[Data supplied]:

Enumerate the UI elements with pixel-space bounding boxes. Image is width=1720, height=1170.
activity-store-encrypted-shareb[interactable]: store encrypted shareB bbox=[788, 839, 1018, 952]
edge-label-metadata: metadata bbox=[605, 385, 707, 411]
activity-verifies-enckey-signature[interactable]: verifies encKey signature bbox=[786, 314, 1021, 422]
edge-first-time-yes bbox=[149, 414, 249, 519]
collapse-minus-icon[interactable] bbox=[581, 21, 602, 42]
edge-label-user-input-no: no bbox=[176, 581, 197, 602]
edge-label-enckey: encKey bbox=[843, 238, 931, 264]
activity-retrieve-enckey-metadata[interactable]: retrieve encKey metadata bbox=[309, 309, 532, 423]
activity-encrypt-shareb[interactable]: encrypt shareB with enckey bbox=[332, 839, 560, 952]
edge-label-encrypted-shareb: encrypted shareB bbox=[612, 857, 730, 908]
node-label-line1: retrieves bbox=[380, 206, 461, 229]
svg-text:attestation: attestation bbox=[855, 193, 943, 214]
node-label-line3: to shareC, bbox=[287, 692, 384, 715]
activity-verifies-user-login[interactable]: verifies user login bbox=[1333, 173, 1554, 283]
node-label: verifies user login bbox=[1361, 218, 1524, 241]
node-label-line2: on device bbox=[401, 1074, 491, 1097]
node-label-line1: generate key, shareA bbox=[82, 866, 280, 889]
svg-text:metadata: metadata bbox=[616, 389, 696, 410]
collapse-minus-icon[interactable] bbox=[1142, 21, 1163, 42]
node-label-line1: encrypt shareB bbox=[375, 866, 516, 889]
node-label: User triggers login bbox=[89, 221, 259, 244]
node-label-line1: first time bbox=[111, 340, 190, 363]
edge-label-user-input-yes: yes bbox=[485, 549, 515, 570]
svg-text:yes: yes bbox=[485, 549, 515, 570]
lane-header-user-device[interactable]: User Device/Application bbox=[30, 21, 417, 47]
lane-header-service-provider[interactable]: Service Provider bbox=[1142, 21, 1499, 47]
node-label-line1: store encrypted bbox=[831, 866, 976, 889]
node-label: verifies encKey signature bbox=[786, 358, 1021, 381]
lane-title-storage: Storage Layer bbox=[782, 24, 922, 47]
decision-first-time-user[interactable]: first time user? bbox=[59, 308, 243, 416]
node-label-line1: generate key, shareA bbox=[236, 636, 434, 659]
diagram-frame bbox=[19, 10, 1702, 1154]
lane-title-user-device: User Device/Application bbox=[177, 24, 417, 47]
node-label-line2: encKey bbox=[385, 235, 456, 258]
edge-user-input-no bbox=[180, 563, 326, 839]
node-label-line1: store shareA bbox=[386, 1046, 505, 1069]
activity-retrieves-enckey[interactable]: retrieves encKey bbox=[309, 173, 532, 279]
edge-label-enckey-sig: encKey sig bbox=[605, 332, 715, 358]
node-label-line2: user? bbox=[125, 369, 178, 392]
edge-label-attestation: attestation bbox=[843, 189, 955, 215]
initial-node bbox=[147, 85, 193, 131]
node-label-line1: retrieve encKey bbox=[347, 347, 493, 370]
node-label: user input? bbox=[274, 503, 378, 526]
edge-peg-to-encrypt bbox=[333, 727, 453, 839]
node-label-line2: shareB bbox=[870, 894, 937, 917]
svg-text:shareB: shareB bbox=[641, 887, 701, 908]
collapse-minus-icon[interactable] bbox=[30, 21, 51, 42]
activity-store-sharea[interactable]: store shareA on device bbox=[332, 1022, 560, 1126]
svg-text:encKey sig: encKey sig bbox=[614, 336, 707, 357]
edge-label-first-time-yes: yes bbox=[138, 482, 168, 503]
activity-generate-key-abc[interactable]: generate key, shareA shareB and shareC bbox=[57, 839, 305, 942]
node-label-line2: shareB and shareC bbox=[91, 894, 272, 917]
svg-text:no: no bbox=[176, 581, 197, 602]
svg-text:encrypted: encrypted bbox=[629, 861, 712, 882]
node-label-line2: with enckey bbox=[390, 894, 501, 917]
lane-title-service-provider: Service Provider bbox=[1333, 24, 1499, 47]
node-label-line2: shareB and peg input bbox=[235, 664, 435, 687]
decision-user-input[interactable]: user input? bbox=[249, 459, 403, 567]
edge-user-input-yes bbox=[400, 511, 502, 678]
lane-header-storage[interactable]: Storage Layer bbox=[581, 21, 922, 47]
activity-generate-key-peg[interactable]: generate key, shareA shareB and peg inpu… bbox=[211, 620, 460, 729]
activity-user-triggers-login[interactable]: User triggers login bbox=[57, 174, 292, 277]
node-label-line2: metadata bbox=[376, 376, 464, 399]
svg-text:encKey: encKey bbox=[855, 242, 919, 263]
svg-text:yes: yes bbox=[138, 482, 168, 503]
--
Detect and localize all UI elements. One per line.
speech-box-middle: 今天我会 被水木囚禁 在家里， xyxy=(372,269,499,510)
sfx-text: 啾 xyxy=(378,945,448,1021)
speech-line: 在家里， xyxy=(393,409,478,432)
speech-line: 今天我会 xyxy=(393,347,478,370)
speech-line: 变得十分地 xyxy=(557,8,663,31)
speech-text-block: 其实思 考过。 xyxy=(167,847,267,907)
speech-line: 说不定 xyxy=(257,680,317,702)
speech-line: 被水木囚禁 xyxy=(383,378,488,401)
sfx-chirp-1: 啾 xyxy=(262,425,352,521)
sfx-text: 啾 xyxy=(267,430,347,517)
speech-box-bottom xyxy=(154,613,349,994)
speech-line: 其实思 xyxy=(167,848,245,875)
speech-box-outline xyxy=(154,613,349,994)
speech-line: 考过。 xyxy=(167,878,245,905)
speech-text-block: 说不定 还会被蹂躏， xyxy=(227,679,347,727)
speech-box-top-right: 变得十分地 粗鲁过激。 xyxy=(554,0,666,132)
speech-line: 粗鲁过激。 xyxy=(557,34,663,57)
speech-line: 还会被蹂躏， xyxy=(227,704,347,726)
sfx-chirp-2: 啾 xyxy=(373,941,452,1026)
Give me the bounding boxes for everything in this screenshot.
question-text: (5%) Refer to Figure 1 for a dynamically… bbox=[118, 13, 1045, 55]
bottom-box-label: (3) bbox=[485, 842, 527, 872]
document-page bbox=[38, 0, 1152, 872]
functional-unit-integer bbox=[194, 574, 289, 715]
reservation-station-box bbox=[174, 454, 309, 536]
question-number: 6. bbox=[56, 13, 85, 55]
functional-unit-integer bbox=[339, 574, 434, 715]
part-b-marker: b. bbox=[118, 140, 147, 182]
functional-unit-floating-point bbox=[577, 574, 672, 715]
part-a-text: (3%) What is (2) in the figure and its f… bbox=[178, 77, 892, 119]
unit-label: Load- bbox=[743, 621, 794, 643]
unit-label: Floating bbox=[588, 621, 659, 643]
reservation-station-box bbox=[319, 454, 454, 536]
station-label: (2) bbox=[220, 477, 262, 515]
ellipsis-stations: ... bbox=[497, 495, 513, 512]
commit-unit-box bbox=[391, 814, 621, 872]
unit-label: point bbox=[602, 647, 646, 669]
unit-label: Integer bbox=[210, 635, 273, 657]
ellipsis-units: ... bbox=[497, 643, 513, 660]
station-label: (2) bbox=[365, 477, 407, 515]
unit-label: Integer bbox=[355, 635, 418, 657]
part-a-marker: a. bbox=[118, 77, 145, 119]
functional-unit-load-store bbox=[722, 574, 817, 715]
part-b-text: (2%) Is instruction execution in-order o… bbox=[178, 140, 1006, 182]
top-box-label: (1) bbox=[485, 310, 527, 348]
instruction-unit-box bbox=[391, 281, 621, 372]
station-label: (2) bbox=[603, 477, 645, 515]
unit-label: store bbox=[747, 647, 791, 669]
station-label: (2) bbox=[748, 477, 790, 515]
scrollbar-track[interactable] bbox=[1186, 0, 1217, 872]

[Problem statement]:
Give everything from the line containing "Enumerate the UI" down to the line containing "collapse-minus-icon[interactable] bbox=[581, 21, 602, 42]" as a numbered list, leaving out blank lines.

[Completed task]:
1. Enumerate the UI elements with pixel-space bounding boxes. Image is width=1720, height=1170.
2. activity-store-encrypted-shareb[interactable]: store encrypted shareB bbox=[788, 839, 1018, 952]
3. edge-label-metadata: metadata bbox=[605, 385, 707, 411]
4. activity-verifies-enckey-signature[interactable]: verifies encKey signature bbox=[786, 314, 1021, 422]
5. edge-first-time-yes bbox=[149, 414, 249, 519]
6. collapse-minus-icon[interactable] bbox=[581, 21, 602, 42]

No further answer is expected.